### INPUT

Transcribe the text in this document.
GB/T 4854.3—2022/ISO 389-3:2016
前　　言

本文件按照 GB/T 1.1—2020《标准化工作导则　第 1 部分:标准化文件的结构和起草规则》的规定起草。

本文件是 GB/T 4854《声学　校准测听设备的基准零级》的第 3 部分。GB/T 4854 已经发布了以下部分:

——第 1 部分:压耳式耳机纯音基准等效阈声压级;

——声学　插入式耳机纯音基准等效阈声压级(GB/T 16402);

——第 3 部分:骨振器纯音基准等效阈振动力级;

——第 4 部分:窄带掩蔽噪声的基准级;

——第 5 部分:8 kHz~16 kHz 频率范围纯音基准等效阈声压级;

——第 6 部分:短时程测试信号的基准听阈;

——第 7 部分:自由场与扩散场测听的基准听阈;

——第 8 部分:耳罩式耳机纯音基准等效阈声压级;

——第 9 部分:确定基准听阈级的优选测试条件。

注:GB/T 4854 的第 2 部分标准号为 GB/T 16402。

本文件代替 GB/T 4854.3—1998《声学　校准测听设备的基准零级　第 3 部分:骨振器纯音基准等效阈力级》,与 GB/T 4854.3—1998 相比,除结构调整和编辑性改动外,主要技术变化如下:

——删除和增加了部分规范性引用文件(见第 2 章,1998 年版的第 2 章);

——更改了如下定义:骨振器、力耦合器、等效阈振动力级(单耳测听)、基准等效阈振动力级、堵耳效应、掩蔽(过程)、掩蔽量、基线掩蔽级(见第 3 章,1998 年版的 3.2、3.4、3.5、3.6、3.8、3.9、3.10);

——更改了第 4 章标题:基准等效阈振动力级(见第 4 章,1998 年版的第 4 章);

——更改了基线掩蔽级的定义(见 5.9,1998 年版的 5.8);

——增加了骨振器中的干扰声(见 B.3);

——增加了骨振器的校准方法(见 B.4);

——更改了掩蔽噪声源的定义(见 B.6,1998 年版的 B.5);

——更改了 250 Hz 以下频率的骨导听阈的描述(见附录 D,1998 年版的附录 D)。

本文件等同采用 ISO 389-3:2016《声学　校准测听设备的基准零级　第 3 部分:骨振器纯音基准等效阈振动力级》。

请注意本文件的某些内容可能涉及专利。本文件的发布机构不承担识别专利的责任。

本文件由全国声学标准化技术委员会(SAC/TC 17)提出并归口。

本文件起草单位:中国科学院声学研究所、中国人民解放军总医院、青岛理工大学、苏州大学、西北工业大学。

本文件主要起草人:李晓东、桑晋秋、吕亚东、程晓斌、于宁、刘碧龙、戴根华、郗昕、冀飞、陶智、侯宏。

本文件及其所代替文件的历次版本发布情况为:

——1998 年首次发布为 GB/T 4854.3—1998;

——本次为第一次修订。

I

### SHORT TASK
Report the number of lines that contain "骨振器纯音基准等效阈振动力级", with no other words.

### COMPLETED EXERCISE
2